→ **Aim of the task**:
Drop the images. Copy every line below character for character.

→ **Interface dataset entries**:
==================================================

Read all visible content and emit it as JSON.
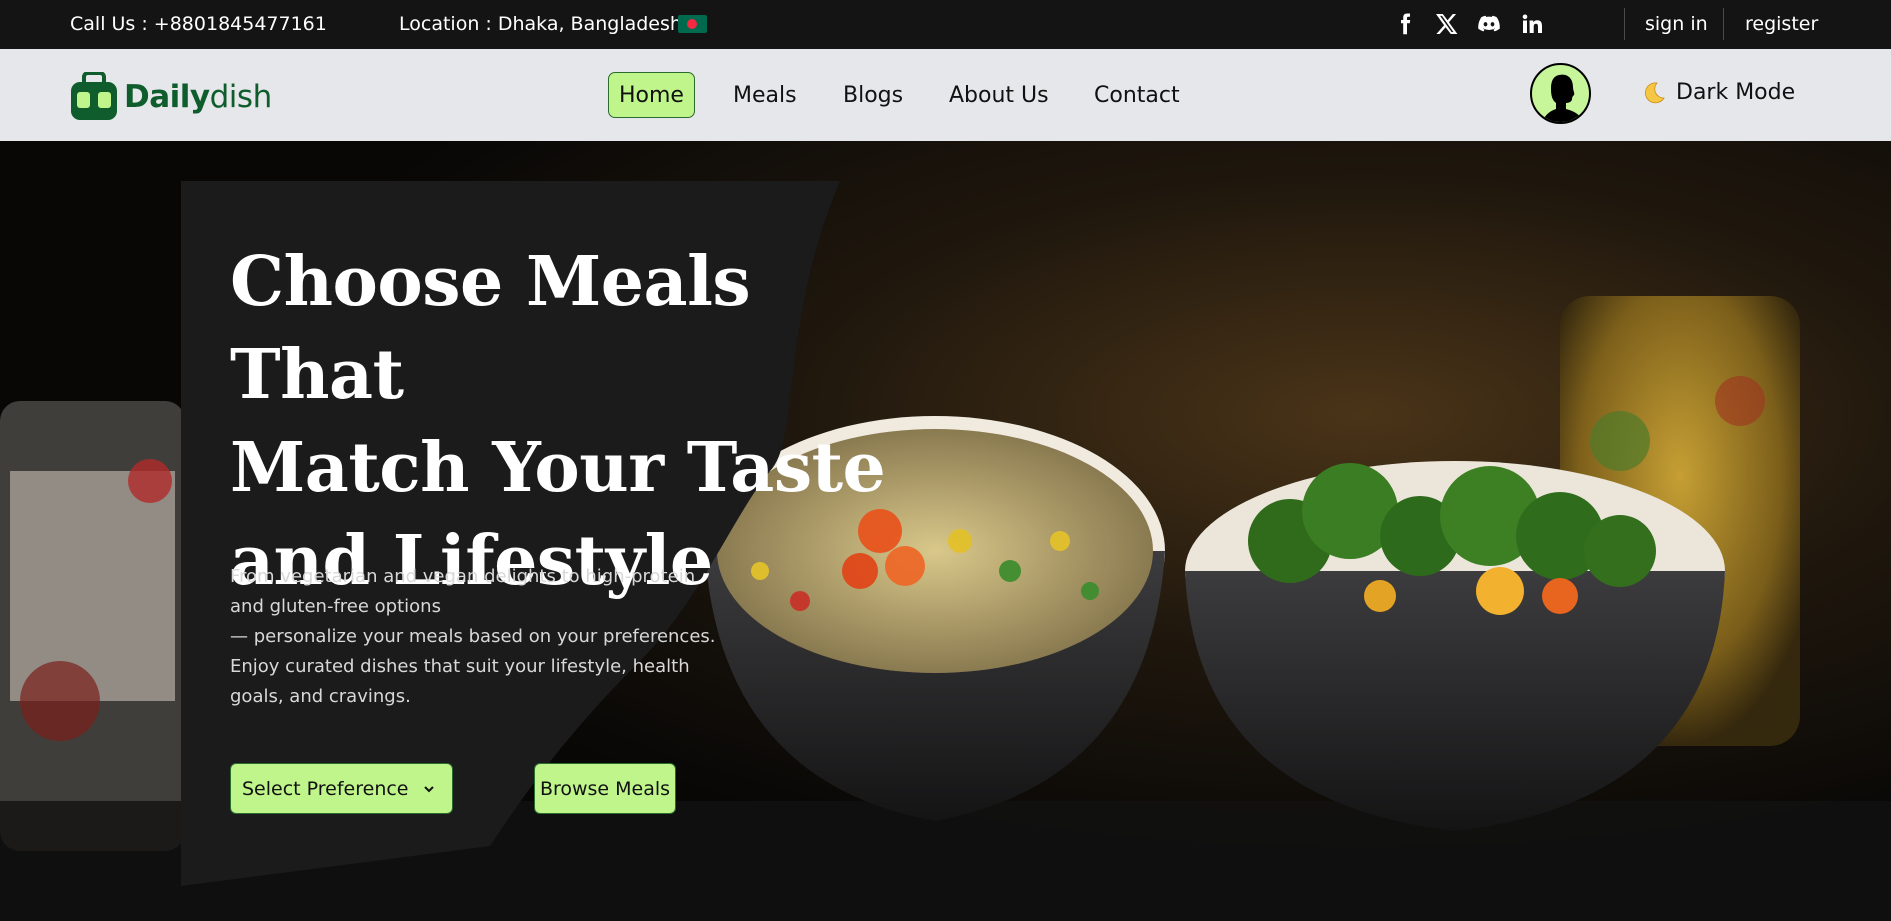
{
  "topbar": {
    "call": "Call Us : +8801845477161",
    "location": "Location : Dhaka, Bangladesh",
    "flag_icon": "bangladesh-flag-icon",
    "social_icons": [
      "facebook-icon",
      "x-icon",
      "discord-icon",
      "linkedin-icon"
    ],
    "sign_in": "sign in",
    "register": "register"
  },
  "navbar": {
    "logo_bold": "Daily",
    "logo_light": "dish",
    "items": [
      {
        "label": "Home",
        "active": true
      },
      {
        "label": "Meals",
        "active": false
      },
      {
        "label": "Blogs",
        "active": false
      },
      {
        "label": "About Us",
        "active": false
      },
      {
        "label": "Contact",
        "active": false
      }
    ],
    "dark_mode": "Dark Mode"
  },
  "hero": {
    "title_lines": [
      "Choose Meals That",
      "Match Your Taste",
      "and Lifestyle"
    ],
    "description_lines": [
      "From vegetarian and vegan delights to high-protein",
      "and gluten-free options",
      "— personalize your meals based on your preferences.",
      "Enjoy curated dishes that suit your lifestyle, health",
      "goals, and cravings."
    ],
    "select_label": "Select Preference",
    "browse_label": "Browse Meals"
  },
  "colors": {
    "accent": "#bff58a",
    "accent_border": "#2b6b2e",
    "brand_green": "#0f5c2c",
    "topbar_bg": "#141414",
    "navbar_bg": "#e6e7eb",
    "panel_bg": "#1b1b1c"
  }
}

==================================================

→ **Solved problem**:
Read all visible content and emit it as JSON.
{
  "topbar": {
    "call": "Call Us : +8801845477161",
    "location": "Location : Dhaka, Bangladesh",
    "flag_icon": "bangladesh-flag-icon",
    "social_icons": [
      "facebook-icon",
      "x-icon",
      "discord-icon",
      "linkedin-icon"
    ],
    "sign_in": "sign in",
    "register": "register"
  },
  "navbar": {
    "logo_bold": "Daily",
    "logo_light": "dish",
    "items": [
      {
        "label": "Home",
        "active": true
      },
      {
        "label": "Meals",
        "active": false
      },
      {
        "label": "Blogs",
        "active": false
      },
      {
        "label": "About Us",
        "active": false
      },
      {
        "label": "Contact",
        "active": false
      }
    ],
    "dark_mode": "Dark Mode"
  },
  "hero": {
    "title_lines": [
      "Choose Meals That",
      "Match Your Taste",
      "and Lifestyle"
    ],
    "description_lines": [
      "From vegetarian and vegan delights to high-protein",
      "and gluten-free options",
      "— personalize your meals based on your preferences.",
      "Enjoy curated dishes that suit your lifestyle, health",
      "goals, and cravings."
    ],
    "select_label": "Select Preference",
    "browse_label": "Browse Meals"
  },
  "colors": {
    "accent": "#bff58a",
    "accent_border": "#2b6b2e",
    "brand_green": "#0f5c2c",
    "topbar_bg": "#141414",
    "navbar_bg": "#e6e7eb",
    "panel_bg": "#1b1b1c"
  }
}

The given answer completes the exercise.